[Data entries]
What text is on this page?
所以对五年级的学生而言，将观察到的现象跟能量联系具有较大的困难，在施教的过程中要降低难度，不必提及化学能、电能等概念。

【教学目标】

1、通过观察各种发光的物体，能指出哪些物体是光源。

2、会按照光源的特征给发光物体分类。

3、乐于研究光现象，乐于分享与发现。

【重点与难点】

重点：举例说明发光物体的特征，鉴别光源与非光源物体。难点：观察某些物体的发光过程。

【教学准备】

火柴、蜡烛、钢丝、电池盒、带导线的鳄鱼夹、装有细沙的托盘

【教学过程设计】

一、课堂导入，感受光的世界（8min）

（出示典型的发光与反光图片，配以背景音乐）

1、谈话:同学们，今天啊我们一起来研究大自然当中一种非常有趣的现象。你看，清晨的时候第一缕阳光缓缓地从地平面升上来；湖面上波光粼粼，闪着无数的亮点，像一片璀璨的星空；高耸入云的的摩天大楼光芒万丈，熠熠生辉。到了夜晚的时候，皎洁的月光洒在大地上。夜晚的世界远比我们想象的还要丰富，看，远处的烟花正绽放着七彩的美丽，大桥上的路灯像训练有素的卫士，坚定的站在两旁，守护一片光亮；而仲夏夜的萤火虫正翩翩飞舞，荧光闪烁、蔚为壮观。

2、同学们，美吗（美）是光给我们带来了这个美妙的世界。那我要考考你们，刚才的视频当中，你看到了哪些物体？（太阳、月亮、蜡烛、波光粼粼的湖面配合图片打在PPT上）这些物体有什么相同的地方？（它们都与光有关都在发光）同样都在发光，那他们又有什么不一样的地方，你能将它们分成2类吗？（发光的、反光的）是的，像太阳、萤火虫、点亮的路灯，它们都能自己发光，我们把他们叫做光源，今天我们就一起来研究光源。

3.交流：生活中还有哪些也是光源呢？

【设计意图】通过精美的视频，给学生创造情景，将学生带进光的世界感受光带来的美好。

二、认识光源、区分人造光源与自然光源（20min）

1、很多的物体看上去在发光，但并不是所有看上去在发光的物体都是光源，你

» **Problem description**
Write the entire listing out again, word for word.

» **Exercise response**
What text is on this page?
所以对五年级的学生而言，将观察到的现象跟能量联系具有较大的困难，在施教的过程中要降低难度，不必提及化学能、电能等概念。

【教学目标】

1、通过观察各种发光的物体，能指出哪些物体是光源。

2、会按照光源的特征给发光物体分类。

3、乐于研究光现象，乐于分享与发现。

【重点与难点】

重点：举例说明发光物体的特征，鉴别光源与非光源物体。难点：观察某些物体的发光过程。

【教学准备】

火柴、蜡烛、钢丝、电池盒、带导线的鳄鱼夹、装有细沙的托盘

【教学过程设计】

一、课堂导入，感受光的世界（8min）

（出示典型的发光与反光图片，配以背景音乐）

1、谈话:同学们，今天啊我们一起来研究大自然当中一种非常有趣的现象。你看，清晨的时候第一缕阳光缓缓地从地平面升上来；湖面上波光粼粼，闪着无数的亮点，像一片璀璨的星空；高耸入云的的摩天大楼光芒万丈，熠熠生辉。到了夜晚的时候，皎洁的月光洒在大地上。夜晚的世界远比我们想象的还要丰富，看，远处的烟花正绽放着七彩的美丽，大桥上的路灯像训练有素的卫士，坚定的站在两旁，守护一片光亮；而仲夏夜的萤火虫正翩翩飞舞，荧光闪烁、蔚为壮观。

2、同学们，美吗（美）是光给我们带来了这个美妙的世界。那我要考考你们，刚才的视频当中，你看到了哪些物体？（太阳、月亮、蜡烛、波光粼粼的湖面配合图片打在PPT上）这些物体有什么相同的地方？（它们都与光有关都在发光）同样都在发光，那他们又有什么不一样的地方，你能将它们分成2类吗？（发光的、反光的）是的，像太阳、萤火虫、点亮的路灯，它们都能自己发光，我们把他们叫做光源，今天我们就一起来研究光源。

3.交流：生活中还有哪些也是光源呢？

【设计意图】通过精美的视频，给学生创造情景，将学生带进光的世界感受光带来的美好。

二、认识光源、区分人造光源与自然光源（20min）

1、很多的物体看上去在发光，但并不是所有看上去在发光的物体都是光源，你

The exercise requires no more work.